**Given problem**.
An exact copy of the records is required, minus the pictures they hold.

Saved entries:
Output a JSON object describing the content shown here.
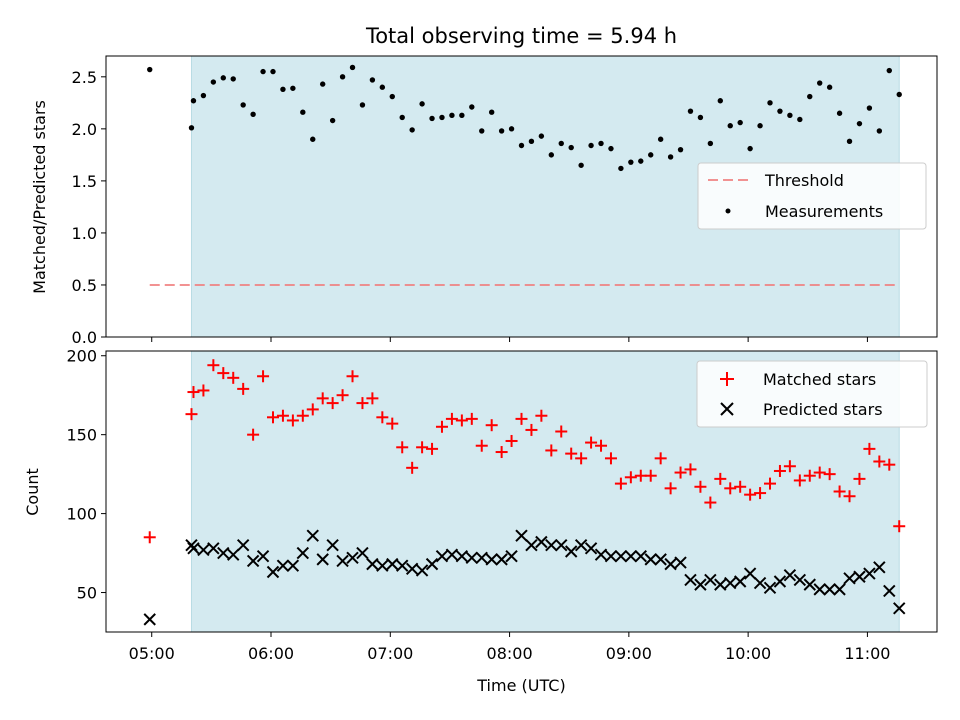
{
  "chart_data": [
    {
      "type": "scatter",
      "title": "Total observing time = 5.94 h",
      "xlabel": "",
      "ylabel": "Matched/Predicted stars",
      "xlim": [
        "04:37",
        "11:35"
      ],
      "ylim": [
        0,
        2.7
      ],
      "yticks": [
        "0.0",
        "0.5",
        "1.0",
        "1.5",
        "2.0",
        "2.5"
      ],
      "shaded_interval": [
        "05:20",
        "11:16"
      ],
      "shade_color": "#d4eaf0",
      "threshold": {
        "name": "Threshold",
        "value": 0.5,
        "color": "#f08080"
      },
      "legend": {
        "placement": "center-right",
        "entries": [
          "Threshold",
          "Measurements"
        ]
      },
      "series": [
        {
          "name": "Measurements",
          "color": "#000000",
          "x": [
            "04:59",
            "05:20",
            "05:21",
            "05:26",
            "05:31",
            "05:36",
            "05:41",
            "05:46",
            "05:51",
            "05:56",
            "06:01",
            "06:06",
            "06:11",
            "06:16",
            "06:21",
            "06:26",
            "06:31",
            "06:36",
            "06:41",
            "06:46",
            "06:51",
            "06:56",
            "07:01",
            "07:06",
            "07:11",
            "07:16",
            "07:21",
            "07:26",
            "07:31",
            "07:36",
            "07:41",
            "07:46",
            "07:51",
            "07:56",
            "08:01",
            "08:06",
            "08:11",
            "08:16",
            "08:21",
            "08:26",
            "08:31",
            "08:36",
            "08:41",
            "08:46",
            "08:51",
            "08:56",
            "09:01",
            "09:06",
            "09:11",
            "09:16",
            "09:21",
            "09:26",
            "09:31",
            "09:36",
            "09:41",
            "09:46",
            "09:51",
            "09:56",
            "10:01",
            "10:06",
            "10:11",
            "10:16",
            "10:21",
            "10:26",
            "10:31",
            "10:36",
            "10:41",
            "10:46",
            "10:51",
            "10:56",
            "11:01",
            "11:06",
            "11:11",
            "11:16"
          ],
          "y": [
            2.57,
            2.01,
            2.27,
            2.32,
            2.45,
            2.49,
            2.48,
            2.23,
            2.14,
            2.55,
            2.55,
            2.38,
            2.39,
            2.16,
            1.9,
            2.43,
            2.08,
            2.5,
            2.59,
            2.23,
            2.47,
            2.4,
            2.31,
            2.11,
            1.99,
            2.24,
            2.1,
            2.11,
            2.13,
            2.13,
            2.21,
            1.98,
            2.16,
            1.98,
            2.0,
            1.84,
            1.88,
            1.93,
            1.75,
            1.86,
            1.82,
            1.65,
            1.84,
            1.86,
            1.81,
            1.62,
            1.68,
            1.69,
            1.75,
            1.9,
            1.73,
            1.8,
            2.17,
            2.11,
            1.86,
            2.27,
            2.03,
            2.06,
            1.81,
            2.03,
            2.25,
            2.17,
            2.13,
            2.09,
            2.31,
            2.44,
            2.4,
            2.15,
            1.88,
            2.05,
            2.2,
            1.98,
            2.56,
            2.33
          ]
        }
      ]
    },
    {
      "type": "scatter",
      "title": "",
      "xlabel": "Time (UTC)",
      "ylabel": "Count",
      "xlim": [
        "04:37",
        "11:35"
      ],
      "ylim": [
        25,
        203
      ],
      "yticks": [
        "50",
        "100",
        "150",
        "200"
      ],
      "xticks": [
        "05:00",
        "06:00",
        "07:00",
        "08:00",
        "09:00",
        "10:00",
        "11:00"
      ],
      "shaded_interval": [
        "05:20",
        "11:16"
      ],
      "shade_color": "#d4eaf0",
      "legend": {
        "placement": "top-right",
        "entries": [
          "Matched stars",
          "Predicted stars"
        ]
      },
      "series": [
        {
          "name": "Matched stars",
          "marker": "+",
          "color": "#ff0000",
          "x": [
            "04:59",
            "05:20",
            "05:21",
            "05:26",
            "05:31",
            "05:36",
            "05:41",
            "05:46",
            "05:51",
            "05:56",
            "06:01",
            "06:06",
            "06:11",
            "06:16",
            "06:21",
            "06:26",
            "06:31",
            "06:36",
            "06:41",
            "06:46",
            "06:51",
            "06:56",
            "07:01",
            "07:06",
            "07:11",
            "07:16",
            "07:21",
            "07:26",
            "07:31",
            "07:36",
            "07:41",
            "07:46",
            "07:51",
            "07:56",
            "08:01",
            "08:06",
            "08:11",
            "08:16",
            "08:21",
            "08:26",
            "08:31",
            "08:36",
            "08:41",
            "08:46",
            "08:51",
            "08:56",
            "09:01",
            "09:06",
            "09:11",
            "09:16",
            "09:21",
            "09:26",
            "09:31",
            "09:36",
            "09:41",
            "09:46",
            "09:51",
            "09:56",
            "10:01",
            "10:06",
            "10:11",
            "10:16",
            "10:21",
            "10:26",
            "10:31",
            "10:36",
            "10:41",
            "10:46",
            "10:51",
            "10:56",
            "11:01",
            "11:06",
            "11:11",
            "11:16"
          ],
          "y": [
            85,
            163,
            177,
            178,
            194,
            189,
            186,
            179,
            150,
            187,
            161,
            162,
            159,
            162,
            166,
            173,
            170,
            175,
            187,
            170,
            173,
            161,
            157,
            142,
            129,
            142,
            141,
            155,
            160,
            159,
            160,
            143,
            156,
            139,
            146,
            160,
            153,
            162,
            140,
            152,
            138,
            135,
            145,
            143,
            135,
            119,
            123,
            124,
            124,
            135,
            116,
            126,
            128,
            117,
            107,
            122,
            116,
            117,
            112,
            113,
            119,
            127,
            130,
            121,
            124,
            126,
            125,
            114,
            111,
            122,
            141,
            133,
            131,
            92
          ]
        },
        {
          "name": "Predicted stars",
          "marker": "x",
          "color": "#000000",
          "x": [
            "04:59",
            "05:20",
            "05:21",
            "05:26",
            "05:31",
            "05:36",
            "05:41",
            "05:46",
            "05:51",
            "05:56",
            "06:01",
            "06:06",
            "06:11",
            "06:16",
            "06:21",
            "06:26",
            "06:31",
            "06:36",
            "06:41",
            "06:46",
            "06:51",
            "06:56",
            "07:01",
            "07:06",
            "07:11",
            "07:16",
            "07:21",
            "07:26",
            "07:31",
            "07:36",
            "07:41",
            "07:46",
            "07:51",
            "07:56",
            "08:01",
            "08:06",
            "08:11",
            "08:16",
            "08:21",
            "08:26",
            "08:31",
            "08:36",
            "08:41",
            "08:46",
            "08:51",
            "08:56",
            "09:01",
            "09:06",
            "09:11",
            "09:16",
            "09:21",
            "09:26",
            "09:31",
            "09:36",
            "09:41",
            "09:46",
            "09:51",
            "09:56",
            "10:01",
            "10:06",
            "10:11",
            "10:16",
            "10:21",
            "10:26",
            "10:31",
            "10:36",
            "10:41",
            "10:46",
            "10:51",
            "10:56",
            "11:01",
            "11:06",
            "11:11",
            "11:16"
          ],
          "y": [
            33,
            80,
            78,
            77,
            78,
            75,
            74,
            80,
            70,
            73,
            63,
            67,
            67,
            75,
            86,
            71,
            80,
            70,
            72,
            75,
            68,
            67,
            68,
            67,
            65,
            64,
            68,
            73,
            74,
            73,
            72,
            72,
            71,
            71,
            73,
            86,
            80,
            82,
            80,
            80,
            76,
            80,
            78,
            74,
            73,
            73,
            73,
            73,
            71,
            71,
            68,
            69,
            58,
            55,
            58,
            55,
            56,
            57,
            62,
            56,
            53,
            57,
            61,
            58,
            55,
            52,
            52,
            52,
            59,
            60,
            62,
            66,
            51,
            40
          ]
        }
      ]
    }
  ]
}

**Output below**.
Output a JSON object describing the content shown here.
{
  "chart_data": [
    {
      "type": "scatter",
      "title": "Total observing time = 5.94 h",
      "xlabel": "",
      "ylabel": "Matched/Predicted stars",
      "xlim": [
        "04:37",
        "11:35"
      ],
      "ylim": [
        0,
        2.7
      ],
      "yticks": [
        "0.0",
        "0.5",
        "1.0",
        "1.5",
        "2.0",
        "2.5"
      ],
      "shaded_interval": [
        "05:20",
        "11:16"
      ],
      "shade_color": "#d4eaf0",
      "threshold": {
        "name": "Threshold",
        "value": 0.5,
        "color": "#f08080"
      },
      "legend": {
        "placement": "center-right",
        "entries": [
          "Threshold",
          "Measurements"
        ]
      },
      "series": [
        {
          "name": "Measurements",
          "color": "#000000",
          "x": [
            "04:59",
            "05:20",
            "05:21",
            "05:26",
            "05:31",
            "05:36",
            "05:41",
            "05:46",
            "05:51",
            "05:56",
            "06:01",
            "06:06",
            "06:11",
            "06:16",
            "06:21",
            "06:26",
            "06:31",
            "06:36",
            "06:41",
            "06:46",
            "06:51",
            "06:56",
            "07:01",
            "07:06",
            "07:11",
            "07:16",
            "07:21",
            "07:26",
            "07:31",
            "07:36",
            "07:41",
            "07:46",
            "07:51",
            "07:56",
            "08:01",
            "08:06",
            "08:11",
            "08:16",
            "08:21",
            "08:26",
            "08:31",
            "08:36",
            "08:41",
            "08:46",
            "08:51",
            "08:56",
            "09:01",
            "09:06",
            "09:11",
            "09:16",
            "09:21",
            "09:26",
            "09:31",
            "09:36",
            "09:41",
            "09:46",
            "09:51",
            "09:56",
            "10:01",
            "10:06",
            "10:11",
            "10:16",
            "10:21",
            "10:26",
            "10:31",
            "10:36",
            "10:41",
            "10:46",
            "10:51",
            "10:56",
            "11:01",
            "11:06",
            "11:11",
            "11:16"
          ],
          "y": [
            2.57,
            2.01,
            2.27,
            2.32,
            2.45,
            2.49,
            2.48,
            2.23,
            2.14,
            2.55,
            2.55,
            2.38,
            2.39,
            2.16,
            1.9,
            2.43,
            2.08,
            2.5,
            2.59,
            2.23,
            2.47,
            2.4,
            2.31,
            2.11,
            1.99,
            2.24,
            2.1,
            2.11,
            2.13,
            2.13,
            2.21,
            1.98,
            2.16,
            1.98,
            2.0,
            1.84,
            1.88,
            1.93,
            1.75,
            1.86,
            1.82,
            1.65,
            1.84,
            1.86,
            1.81,
            1.62,
            1.68,
            1.69,
            1.75,
            1.9,
            1.73,
            1.8,
            2.17,
            2.11,
            1.86,
            2.27,
            2.03,
            2.06,
            1.81,
            2.03,
            2.25,
            2.17,
            2.13,
            2.09,
            2.31,
            2.44,
            2.4,
            2.15,
            1.88,
            2.05,
            2.2,
            1.98,
            2.56,
            2.33
          ]
        }
      ]
    },
    {
      "type": "scatter",
      "title": "",
      "xlabel": "Time (UTC)",
      "ylabel": "Count",
      "xlim": [
        "04:37",
        "11:35"
      ],
      "ylim": [
        25,
        203
      ],
      "yticks": [
        "50",
        "100",
        "150",
        "200"
      ],
      "xticks": [
        "05:00",
        "06:00",
        "07:00",
        "08:00",
        "09:00",
        "10:00",
        "11:00"
      ],
      "shaded_interval": [
        "05:20",
        "11:16"
      ],
      "shade_color": "#d4eaf0",
      "legend": {
        "placement": "top-right",
        "entries": [
          "Matched stars",
          "Predicted stars"
        ]
      },
      "series": [
        {
          "name": "Matched stars",
          "marker": "+",
          "color": "#ff0000",
          "x": [
            "04:59",
            "05:20",
            "05:21",
            "05:26",
            "05:31",
            "05:36",
            "05:41",
            "05:46",
            "05:51",
            "05:56",
            "06:01",
            "06:06",
            "06:11",
            "06:16",
            "06:21",
            "06:26",
            "06:31",
            "06:36",
            "06:41",
            "06:46",
            "06:51",
            "06:56",
            "07:01",
            "07:06",
            "07:11",
            "07:16",
            "07:21",
            "07:26",
            "07:31",
            "07:36",
            "07:41",
            "07:46",
            "07:51",
            "07:56",
            "08:01",
            "08:06",
            "08:11",
            "08:16",
            "08:21",
            "08:26",
            "08:31",
            "08:36",
            "08:41",
            "08:46",
            "08:51",
            "08:56",
            "09:01",
            "09:06",
            "09:11",
            "09:16",
            "09:21",
            "09:26",
            "09:31",
            "09:36",
            "09:41",
            "09:46",
            "09:51",
            "09:56",
            "10:01",
            "10:06",
            "10:11",
            "10:16",
            "10:21",
            "10:26",
            "10:31",
            "10:36",
            "10:41",
            "10:46",
            "10:51",
            "10:56",
            "11:01",
            "11:06",
            "11:11",
            "11:16"
          ],
          "y": [
            85,
            163,
            177,
            178,
            194,
            189,
            186,
            179,
            150,
            187,
            161,
            162,
            159,
            162,
            166,
            173,
            170,
            175,
            187,
            170,
            173,
            161,
            157,
            142,
            129,
            142,
            141,
            155,
            160,
            159,
            160,
            143,
            156,
            139,
            146,
            160,
            153,
            162,
            140,
            152,
            138,
            135,
            145,
            143,
            135,
            119,
            123,
            124,
            124,
            135,
            116,
            126,
            128,
            117,
            107,
            122,
            116,
            117,
            112,
            113,
            119,
            127,
            130,
            121,
            124,
            126,
            125,
            114,
            111,
            122,
            141,
            133,
            131,
            92
          ]
        },
        {
          "name": "Predicted stars",
          "marker": "x",
          "color": "#000000",
          "x": [
            "04:59",
            "05:20",
            "05:21",
            "05:26",
            "05:31",
            "05:36",
            "05:41",
            "05:46",
            "05:51",
            "05:56",
            "06:01",
            "06:06",
            "06:11",
            "06:16",
            "06:21",
            "06:26",
            "06:31",
            "06:36",
            "06:41",
            "06:46",
            "06:51",
            "06:56",
            "07:01",
            "07:06",
            "07:11",
            "07:16",
            "07:21",
            "07:26",
            "07:31",
            "07:36",
            "07:41",
            "07:46",
            "07:51",
            "07:56",
            "08:01",
            "08:06",
            "08:11",
            "08:16",
            "08:21",
            "08:26",
            "08:31",
            "08:36",
            "08:41",
            "08:46",
            "08:51",
            "08:56",
            "09:01",
            "09:06",
            "09:11",
            "09:16",
            "09:21",
            "09:26",
            "09:31",
            "09:36",
            "09:41",
            "09:46",
            "09:51",
            "09:56",
            "10:01",
            "10:06",
            "10:11",
            "10:16",
            "10:21",
            "10:26",
            "10:31",
            "10:36",
            "10:41",
            "10:46",
            "10:51",
            "10:56",
            "11:01",
            "11:06",
            "11:11",
            "11:16"
          ],
          "y": [
            33,
            80,
            78,
            77,
            78,
            75,
            74,
            80,
            70,
            73,
            63,
            67,
            67,
            75,
            86,
            71,
            80,
            70,
            72,
            75,
            68,
            67,
            68,
            67,
            65,
            64,
            68,
            73,
            74,
            73,
            72,
            72,
            71,
            71,
            73,
            86,
            80,
            82,
            80,
            80,
            76,
            80,
            78,
            74,
            73,
            73,
            73,
            73,
            71,
            71,
            68,
            69,
            58,
            55,
            58,
            55,
            56,
            57,
            62,
            56,
            53,
            57,
            61,
            58,
            55,
            52,
            52,
            52,
            59,
            60,
            62,
            66,
            51,
            40
          ]
        }
      ]
    }
  ]
}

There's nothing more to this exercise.